> **Goal of the exercise**: Pull every line holding the string "octubre" from the records below.

> **Records shown**:
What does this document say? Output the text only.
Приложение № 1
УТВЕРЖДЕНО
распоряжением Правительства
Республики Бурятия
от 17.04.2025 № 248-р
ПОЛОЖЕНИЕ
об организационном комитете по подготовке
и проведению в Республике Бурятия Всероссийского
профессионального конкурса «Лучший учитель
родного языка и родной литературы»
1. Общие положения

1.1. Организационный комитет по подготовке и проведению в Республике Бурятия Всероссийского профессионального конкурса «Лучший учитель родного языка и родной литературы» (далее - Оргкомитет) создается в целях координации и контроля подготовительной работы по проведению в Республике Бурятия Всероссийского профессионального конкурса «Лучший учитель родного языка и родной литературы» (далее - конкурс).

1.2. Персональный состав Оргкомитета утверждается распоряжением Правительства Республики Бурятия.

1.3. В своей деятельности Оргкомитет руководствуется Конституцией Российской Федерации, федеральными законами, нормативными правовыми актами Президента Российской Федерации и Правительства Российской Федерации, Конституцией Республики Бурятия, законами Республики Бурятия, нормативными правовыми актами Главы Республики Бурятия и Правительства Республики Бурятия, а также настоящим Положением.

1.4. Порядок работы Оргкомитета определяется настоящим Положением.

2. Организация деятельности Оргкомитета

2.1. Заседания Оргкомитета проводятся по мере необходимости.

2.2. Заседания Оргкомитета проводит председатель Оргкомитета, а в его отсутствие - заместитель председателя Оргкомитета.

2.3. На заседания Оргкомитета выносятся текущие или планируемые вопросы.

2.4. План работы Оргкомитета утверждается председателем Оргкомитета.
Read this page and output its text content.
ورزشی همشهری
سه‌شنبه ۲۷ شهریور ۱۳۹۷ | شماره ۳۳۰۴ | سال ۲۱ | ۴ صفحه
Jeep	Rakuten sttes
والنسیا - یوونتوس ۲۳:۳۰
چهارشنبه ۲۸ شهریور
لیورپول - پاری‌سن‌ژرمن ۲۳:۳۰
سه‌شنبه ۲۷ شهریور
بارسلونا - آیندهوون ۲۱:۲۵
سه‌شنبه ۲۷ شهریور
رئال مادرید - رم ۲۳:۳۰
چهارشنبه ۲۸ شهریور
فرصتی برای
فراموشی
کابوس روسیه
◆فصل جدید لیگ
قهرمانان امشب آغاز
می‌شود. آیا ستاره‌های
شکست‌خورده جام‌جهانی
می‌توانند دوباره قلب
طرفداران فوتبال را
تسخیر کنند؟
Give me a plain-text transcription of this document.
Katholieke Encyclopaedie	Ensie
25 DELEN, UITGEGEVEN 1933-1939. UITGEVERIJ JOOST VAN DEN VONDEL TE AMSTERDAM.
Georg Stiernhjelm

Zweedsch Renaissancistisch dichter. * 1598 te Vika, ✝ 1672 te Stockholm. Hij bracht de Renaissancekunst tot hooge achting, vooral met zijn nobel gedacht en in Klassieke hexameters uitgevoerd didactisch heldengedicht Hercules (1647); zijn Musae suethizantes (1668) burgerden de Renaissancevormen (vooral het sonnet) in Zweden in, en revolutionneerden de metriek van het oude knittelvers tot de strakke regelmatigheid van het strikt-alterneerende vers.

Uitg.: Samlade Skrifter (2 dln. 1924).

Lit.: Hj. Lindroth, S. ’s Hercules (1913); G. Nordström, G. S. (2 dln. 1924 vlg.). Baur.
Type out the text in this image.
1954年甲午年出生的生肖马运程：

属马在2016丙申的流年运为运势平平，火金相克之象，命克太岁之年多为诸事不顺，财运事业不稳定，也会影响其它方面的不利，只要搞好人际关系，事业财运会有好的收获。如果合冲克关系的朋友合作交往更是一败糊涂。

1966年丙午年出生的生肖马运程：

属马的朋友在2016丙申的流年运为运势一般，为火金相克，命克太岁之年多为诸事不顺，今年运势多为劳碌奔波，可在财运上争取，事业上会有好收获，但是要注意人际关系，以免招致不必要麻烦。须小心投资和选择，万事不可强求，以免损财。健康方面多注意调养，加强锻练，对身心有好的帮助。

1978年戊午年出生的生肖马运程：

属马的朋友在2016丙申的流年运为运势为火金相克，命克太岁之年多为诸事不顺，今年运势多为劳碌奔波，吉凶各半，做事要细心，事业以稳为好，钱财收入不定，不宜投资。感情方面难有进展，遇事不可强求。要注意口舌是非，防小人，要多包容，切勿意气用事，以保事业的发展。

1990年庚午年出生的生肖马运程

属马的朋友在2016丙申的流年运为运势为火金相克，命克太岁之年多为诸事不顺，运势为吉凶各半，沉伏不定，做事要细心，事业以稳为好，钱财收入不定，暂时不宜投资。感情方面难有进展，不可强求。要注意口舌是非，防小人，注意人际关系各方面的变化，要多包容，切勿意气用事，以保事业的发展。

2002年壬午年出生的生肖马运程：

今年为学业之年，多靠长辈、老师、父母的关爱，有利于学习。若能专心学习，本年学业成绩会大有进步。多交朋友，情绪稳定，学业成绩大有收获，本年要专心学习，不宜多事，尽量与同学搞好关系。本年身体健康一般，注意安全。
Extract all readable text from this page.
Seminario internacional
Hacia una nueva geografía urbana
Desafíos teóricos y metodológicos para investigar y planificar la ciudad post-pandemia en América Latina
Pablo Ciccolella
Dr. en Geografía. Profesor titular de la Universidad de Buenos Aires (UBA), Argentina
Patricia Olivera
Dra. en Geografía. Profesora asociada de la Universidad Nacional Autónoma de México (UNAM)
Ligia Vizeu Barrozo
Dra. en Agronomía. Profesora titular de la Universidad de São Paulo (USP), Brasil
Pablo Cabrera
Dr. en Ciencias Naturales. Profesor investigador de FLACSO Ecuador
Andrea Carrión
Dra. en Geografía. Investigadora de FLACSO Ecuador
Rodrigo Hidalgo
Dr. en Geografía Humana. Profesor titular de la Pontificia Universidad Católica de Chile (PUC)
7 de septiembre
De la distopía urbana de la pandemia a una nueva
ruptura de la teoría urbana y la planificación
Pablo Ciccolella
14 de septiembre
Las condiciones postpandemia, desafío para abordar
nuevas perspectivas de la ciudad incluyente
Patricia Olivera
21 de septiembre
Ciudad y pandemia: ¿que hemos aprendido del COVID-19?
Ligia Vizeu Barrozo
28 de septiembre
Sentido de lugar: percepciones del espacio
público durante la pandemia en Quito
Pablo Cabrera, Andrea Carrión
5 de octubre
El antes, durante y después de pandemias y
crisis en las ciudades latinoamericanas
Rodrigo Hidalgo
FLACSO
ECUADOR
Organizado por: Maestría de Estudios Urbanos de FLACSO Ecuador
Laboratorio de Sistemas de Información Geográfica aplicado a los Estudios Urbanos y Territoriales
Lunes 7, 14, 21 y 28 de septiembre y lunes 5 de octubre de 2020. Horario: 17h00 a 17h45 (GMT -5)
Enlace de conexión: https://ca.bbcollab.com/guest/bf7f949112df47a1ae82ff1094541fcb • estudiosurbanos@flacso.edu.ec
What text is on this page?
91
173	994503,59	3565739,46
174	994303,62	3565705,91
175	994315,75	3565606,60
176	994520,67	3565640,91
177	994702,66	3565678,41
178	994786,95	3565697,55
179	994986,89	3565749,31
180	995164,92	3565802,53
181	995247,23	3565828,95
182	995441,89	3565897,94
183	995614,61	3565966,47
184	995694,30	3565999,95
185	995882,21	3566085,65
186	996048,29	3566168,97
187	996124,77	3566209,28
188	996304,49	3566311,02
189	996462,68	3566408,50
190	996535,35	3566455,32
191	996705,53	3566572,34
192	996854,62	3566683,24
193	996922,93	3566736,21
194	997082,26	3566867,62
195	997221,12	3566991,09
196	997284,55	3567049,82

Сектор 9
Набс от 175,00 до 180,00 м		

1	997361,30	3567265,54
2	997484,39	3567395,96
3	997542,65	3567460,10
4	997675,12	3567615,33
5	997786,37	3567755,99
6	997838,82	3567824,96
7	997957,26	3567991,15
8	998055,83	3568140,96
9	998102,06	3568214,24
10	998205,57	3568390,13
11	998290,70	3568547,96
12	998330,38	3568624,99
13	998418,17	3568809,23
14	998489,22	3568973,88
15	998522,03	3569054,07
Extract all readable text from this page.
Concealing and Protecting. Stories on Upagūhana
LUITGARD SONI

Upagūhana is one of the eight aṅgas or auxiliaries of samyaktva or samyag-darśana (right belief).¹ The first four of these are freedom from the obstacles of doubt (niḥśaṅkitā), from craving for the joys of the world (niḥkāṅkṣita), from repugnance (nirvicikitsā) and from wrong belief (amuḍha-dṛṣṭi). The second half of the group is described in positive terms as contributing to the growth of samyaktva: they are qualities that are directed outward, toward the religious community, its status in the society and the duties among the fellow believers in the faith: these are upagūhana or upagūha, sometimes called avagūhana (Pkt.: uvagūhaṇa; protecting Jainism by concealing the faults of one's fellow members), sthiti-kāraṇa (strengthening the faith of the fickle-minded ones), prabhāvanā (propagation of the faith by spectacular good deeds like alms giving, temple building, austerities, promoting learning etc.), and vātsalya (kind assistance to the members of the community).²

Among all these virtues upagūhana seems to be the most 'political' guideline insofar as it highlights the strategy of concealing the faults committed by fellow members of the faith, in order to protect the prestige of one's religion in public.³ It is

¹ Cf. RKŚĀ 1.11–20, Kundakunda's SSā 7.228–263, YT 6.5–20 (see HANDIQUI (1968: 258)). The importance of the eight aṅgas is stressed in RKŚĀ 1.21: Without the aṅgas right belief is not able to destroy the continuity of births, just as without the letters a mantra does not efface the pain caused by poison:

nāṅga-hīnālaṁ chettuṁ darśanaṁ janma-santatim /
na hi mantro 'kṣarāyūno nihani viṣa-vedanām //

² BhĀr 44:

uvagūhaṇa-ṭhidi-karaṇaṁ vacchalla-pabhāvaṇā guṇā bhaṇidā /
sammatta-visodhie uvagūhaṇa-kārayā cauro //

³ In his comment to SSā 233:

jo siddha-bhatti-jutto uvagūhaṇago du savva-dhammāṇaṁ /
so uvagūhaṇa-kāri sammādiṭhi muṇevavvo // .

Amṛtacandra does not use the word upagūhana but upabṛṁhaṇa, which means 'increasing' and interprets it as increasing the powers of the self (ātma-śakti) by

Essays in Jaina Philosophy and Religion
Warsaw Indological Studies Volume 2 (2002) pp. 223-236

> **Correct result**:
5 de octubre
Lunes 7, 14, 21 y 28 de septiembre y lunes 5 de octubre de 2020. Horario: 17h00 a 17h45 (GMT -5)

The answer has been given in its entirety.